▶ [DIRECTIONS FOR THIS TASK]: Count the lines below that contain the word "انتهى", and reply with only that number.

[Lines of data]
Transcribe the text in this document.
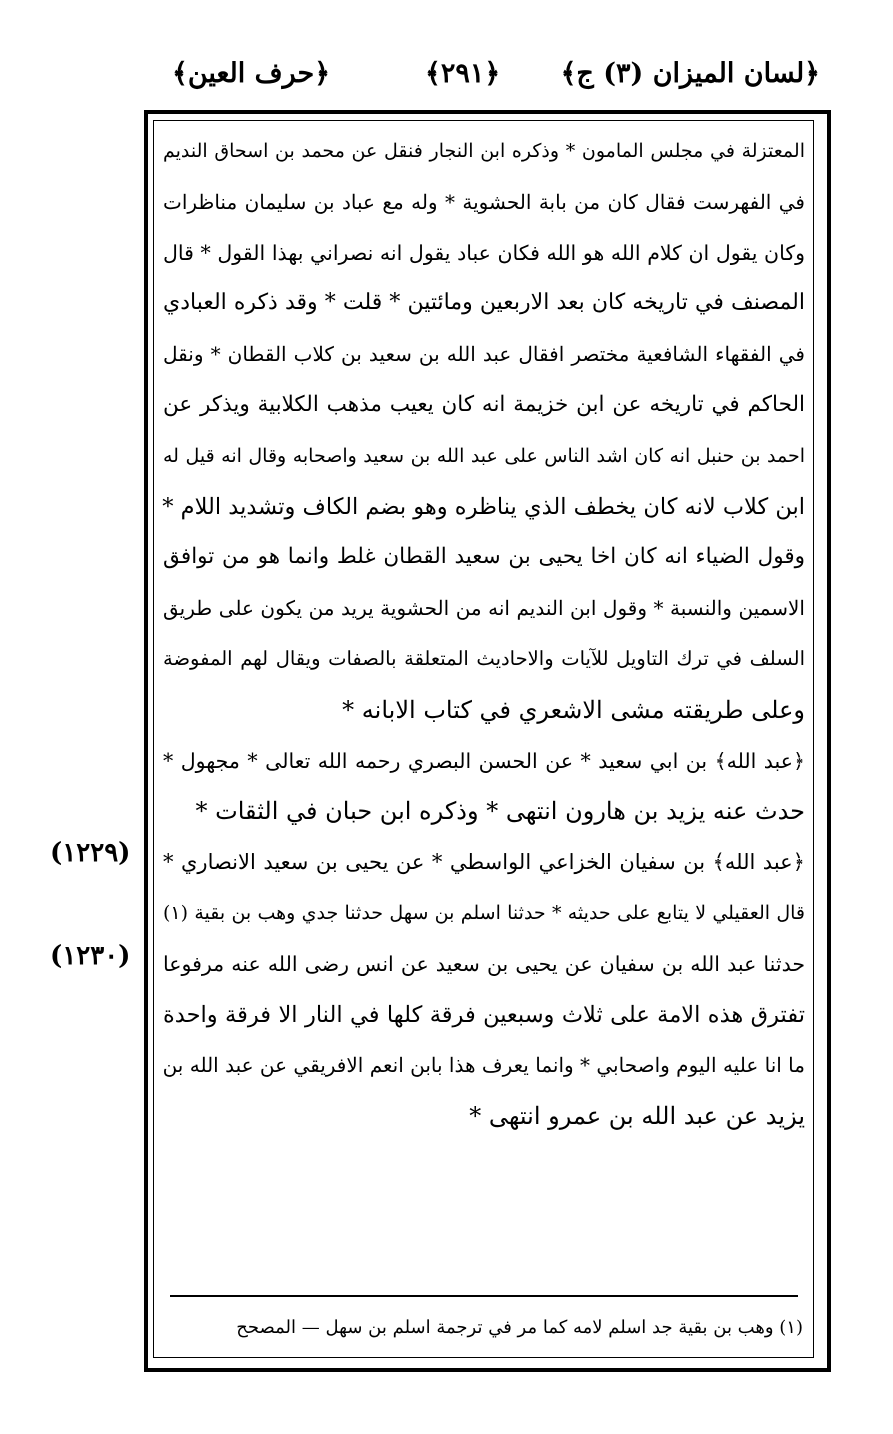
﴿لسان الميزان (٣) ج﴾
﴿٢٩١﴾
﴿حرف العين﴾
المعتزلة في مجلس المامون * وذكره ابن النجار فنقل عن محمد بن اسحاق النديم
في الفهرست فقال كان من بابة الحشوية * وله مع عباد بن سليمان مناظرات
وكان يقول ان كلام الله هو الله فكان عباد يقول انه نصراني بهذا القول * قال
المصنف في تاريخه كان بعد الاربعين ومائتين * قلت * وقد ذكره العبادي
في الفقهاء الشافعية مختصر افقال عبد الله بن سعيد بن كلاب القطان * ونقل
الحاكم في تاريخه عن ابن خزيمة انه كان يعيب مذهب الكلابية ويذكر عن
احمد بن حنبل انه كان اشد الناس على عبد الله بن سعيد واصحابه وقال انه قيل له
ابن كلاب لانه كان يخطف الذي يناظره وهو بضم الكاف وتشديد اللام *
وقول الضياء انه كان اخا يحيى بن سعيد القطان غلط وانما هو من توافق
الاسمين والنسبة * وقول ابن النديم انه من الحشوية يريد من يكون على طريق
السلف في ترك التاويل للآيات والاحاديث المتعلقة بالصفات ويقال لهم المفوضة
وعلى طريقته مشى الاشعري في كتاب الابانه *
﴿عبد الله﴾ بن ابي سعيد * عن الحسن البصري رحمه الله تعالى * مجهول *
حدث عنه يزيد بن هارون انتهى * وذكره ابن حبان في الثقات *
﴿عبد الله﴾ بن سفيان الخزاعي الواسطي * عن يحيى بن سعيد الانصاري *
قال العقيلي لا يتابع على حديثه * حدثنا اسلم بن سهل حدثنا جدي وهب بن بقية (١)
حدثنا عبد الله بن سفيان عن يحيى بن سعيد عن انس رضى الله عنه مرفوعا
تفترق هذه الامة على ثلاث وسبعين فرقة كلها في النار الا فرقة واحدة
ما انا عليه اليوم واصحابي * وانما يعرف هذا بابن انعم الافريقي عن عبد الله بن
يزيد عن عبد الله بن عمرو انتهى *
(١٢٢٩)
(١٢٣٠)
(١) وهب بن بقية جد اسلم لامه كما مر في ترجمة اسلم بن سهل — المصحح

▶ [RESULT OF THE TASK]: 2